*EXERCISE OBJECTIVE*: Give the data a second time, exactly and in full.

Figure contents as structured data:
· · ·

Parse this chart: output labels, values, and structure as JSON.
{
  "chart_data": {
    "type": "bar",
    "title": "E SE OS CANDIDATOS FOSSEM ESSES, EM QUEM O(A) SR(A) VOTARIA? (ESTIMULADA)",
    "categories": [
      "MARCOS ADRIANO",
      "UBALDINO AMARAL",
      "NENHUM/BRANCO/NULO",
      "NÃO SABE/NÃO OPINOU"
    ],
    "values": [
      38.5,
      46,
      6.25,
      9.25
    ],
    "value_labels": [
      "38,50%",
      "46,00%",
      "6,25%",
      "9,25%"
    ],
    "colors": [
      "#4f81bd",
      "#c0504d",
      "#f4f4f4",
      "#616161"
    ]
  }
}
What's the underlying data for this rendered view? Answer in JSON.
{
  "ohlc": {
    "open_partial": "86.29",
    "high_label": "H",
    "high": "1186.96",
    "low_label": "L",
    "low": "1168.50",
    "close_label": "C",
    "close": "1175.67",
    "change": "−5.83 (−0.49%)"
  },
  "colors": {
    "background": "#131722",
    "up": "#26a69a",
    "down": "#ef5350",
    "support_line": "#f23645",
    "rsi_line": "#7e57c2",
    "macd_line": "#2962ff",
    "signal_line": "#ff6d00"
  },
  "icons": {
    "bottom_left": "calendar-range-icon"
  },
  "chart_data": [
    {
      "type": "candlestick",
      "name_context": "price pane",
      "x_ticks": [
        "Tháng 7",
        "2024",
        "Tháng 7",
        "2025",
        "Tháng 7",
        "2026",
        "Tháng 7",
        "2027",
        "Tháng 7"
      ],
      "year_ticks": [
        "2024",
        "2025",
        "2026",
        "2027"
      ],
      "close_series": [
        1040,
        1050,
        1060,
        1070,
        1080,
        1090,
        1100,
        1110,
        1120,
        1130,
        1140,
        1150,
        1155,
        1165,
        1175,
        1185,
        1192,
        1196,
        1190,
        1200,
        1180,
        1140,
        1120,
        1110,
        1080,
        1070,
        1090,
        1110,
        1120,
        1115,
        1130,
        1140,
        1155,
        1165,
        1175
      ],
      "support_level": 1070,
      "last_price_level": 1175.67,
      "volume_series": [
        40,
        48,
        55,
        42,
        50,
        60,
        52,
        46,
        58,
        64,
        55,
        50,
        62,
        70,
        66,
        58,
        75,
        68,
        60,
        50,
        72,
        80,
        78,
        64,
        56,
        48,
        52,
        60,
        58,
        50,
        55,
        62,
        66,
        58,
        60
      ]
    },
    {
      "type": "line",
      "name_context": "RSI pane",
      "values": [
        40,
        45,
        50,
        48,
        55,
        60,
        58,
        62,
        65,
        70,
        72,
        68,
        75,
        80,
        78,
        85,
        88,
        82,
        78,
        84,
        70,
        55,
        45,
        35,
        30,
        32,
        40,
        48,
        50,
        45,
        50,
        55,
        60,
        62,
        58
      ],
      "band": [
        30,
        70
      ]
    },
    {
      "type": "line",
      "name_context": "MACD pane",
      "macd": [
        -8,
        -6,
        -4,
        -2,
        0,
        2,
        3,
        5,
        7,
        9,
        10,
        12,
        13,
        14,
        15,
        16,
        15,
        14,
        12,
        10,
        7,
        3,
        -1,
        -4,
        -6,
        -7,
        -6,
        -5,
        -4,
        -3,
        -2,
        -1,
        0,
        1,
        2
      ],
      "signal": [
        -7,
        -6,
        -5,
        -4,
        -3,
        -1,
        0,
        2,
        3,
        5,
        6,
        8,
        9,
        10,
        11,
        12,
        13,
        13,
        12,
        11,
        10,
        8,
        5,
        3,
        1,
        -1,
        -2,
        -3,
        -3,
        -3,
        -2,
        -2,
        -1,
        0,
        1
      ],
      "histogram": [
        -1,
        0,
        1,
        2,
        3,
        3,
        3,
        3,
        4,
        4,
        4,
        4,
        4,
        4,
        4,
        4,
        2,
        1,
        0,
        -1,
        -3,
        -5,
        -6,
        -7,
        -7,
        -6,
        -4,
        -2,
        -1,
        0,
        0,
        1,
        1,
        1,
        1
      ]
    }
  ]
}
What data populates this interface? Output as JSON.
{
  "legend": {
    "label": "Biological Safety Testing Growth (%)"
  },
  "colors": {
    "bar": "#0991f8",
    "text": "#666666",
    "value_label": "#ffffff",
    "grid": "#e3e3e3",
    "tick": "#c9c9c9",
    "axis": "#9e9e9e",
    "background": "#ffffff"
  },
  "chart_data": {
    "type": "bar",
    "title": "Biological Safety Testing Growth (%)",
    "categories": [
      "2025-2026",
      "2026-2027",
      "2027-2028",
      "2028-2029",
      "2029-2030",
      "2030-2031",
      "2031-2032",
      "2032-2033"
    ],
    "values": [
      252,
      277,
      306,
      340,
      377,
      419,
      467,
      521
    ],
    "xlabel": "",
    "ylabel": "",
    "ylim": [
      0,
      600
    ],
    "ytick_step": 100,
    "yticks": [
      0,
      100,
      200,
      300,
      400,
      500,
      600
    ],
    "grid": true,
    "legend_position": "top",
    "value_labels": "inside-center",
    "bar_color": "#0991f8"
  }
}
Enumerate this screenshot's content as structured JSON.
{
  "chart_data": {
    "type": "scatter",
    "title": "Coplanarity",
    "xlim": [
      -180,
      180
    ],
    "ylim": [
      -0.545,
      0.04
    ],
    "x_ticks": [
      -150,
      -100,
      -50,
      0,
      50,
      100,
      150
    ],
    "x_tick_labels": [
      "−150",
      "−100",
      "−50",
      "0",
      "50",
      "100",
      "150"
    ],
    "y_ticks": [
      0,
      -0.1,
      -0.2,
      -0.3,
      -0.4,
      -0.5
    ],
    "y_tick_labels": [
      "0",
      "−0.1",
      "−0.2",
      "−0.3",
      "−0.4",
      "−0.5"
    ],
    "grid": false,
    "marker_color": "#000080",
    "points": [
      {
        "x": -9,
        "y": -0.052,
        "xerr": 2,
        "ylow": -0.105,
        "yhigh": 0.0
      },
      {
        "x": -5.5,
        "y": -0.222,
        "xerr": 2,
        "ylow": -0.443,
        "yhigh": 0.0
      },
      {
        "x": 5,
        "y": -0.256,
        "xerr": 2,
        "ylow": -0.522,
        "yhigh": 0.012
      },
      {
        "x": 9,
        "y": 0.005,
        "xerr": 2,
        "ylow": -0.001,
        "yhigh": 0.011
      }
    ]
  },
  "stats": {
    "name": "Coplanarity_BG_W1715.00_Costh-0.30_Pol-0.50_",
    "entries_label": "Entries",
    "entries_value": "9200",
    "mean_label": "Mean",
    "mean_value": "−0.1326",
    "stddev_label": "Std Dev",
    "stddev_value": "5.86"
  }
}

· · ·

*RESPONSE BELOW*:
Parse this chart: output labels, values, and structure as JSON.
{
  "chart_data": {
    "type": "bar",
    "title": "E SE OS CANDIDATOS FOSSEM ESSES, EM QUEM O(A) SR(A) VOTARIA? (ESTIMULADA)",
    "categories": [
      "MARCOS ADRIANO",
      "UBALDINO AMARAL",
      "NENHUM/BRANCO/NULO",
      "NÃO SABE/NÃO OPINOU"
    ],
    "values": [
      38.5,
      46,
      6.25,
      9.25
    ],
    "value_labels": [
      "38,50%",
      "46,00%",
      "6,25%",
      "9,25%"
    ],
    "colors": [
      "#4f81bd",
      "#c0504d",
      "#f4f4f4",
      "#616161"
    ]
  }
}
What's the underlying data for this rendered view? Answer in JSON.
{
  "ohlc": {
    "open_partial": "86.29",
    "high_label": "H",
    "high": "1186.96",
    "low_label": "L",
    "low": "1168.50",
    "close_label": "C",
    "close": "1175.67",
    "change": "−5.83 (−0.49%)"
  },
  "colors": {
    "background": "#131722",
    "up": "#26a69a",
    "down": "#ef5350",
    "support_line": "#f23645",
    "rsi_line": "#7e57c2",
    "macd_line": "#2962ff",
    "signal_line": "#ff6d00"
  },
  "icons": {
    "bottom_left": "calendar-range-icon"
  },
  "chart_data": [
    {
      "type": "candlestick",
      "name_context": "price pane",
      "x_ticks": [
        "Tháng 7",
        "2024",
        "Tháng 7",
        "2025",
        "Tháng 7",
        "2026",
        "Tháng 7",
        "2027",
        "Tháng 7"
      ],
      "year_ticks": [
        "2024",
        "2025",
        "2026",
        "2027"
      ],
      "close_series": [
        1040,
        1050,
        1060,
        1070,
        1080,
        1090,
        1100,
        1110,
        1120,
        1130,
        1140,
        1150,
        1155,
        1165,
        1175,
        1185,
        1192,
        1196,
        1190,
        1200,
        1180,
        1140,
        1120,
        1110,
        1080,
        1070,
        1090,
        1110,
        1120,
        1115,
        1130,
        1140,
        1155,
        1165,
        1175
      ],
      "support_level": 1070,
      "last_price_level": 1175.67,
      "volume_series": [
        40,
        48,
        55,
        42,
        50,
        60,
        52,
        46,
        58,
        64,
        55,
        50,
        62,
        70,
        66,
        58,
        75,
        68,
        60,
        50,
        72,
        80,
        78,
        64,
        56,
        48,
        52,
        60,
        58,
        50,
        55,
        62,
        66,
        58,
        60
      ]
    },
    {
      "type": "line",
      "name_context": "RSI pane",
      "values": [
        40,
        45,
        50,
        48,
        55,
        60,
        58,
        62,
        65,
        70,
        72,
        68,
        75,
        80,
        78,
        85,
        88,
        82,
        78,
        84,
        70,
        55,
        45,
        35,
        30,
        32,
        40,
        48,
        50,
        45,
        50,
        55,
        60,
        62,
        58
      ],
      "band": [
        30,
        70
      ]
    },
    {
      "type": "line",
      "name_context": "MACD pane",
      "macd": [
        -8,
        -6,
        -4,
        -2,
        0,
        2,
        3,
        5,
        7,
        9,
        10,
        12,
        13,
        14,
        15,
        16,
        15,
        14,
        12,
        10,
        7,
        3,
        -1,
        -4,
        -6,
        -7,
        -6,
        -5,
        -4,
        -3,
        -2,
        -1,
        0,
        1,
        2
      ],
      "signal": [
        -7,
        -6,
        -5,
        -4,
        -3,
        -1,
        0,
        2,
        3,
        5,
        6,
        8,
        9,
        10,
        11,
        12,
        13,
        13,
        12,
        11,
        10,
        8,
        5,
        3,
        1,
        -1,
        -2,
        -3,
        -3,
        -3,
        -2,
        -2,
        -1,
        0,
        1
      ],
      "histogram": [
        -1,
        0,
        1,
        2,
        3,
        3,
        3,
        3,
        4,
        4,
        4,
        4,
        4,
        4,
        4,
        4,
        2,
        1,
        0,
        -1,
        -3,
        -5,
        -6,
        -7,
        -7,
        -6,
        -4,
        -2,
        -1,
        0,
        0,
        1,
        1,
        1,
        1
      ]
    }
  ]
}
What data populates this interface? Output as JSON.
{
  "legend": {
    "label": "Biological Safety Testing Growth (%)"
  },
  "colors": {
    "bar": "#0991f8",
    "text": "#666666",
    "value_label": "#ffffff",
    "grid": "#e3e3e3",
    "tick": "#c9c9c9",
    "axis": "#9e9e9e",
    "background": "#ffffff"
  },
  "chart_data": {
    "type": "bar",
    "title": "Biological Safety Testing Growth (%)",
    "categories": [
      "2025-2026",
      "2026-2027",
      "2027-2028",
      "2028-2029",
      "2029-2030",
      "2030-2031",
      "2031-2032",
      "2032-2033"
    ],
    "values": [
      252,
      277,
      306,
      340,
      377,
      419,
      467,
      521
    ],
    "xlabel": "",
    "ylabel": "",
    "ylim": [
      0,
      600
    ],
    "ytick_step": 100,
    "yticks": [
      0,
      100,
      200,
      300,
      400,
      500,
      600
    ],
    "grid": true,
    "legend_position": "top",
    "value_labels": "inside-center",
    "bar_color": "#0991f8"
  }
}
Enumerate this screenshot's content as structured JSON.
{
  "chart_data": {
    "type": "scatter",
    "title": "Coplanarity",
    "xlim": [
      -180,
      180
    ],
    "ylim": [
      -0.545,
      0.04
    ],
    "x_ticks": [
      -150,
      -100,
      -50,
      0,
      50,
      100,
      150
    ],
    "x_tick_labels": [
      "−150",
      "−100",
      "−50",
      "0",
      "50",
      "100",
      "150"
    ],
    "y_ticks": [
      0,
      -0.1,
      -0.2,
      -0.3,
      -0.4,
      -0.5
    ],
    "y_tick_labels": [
      "0",
      "−0.1",
      "−0.2",
      "−0.3",
      "−0.4",
      "−0.5"
    ],
    "grid": false,
    "marker_color": "#000080",
    "points": [
      {
        "x": -9,
        "y": -0.052,
        "xerr": 2,
        "ylow": -0.105,
        "yhigh": 0.0
      },
      {
        "x": -5.5,
        "y": -0.222,
        "xerr": 2,
        "ylow": -0.443,
        "yhigh": 0.0
      },
      {
        "x": 5,
        "y": -0.256,
        "xerr": 2,
        "ylow": -0.522,
        "yhigh": 0.012
      },
      {
        "x": 9,
        "y": 0.005,
        "xerr": 2,
        "ylow": -0.001,
        "yhigh": 0.011
      }
    ]
  },
  "stats": {
    "name": "Coplanarity_BG_W1715.00_Costh-0.30_Pol-0.50_",
    "entries_label": "Entries",
    "entries_value": "9200",
    "mean_label": "Mean",
    "mean_value": "−0.1326",
    "stddev_label": "Std Dev",
    "stddev_value": "5.86"
  }
}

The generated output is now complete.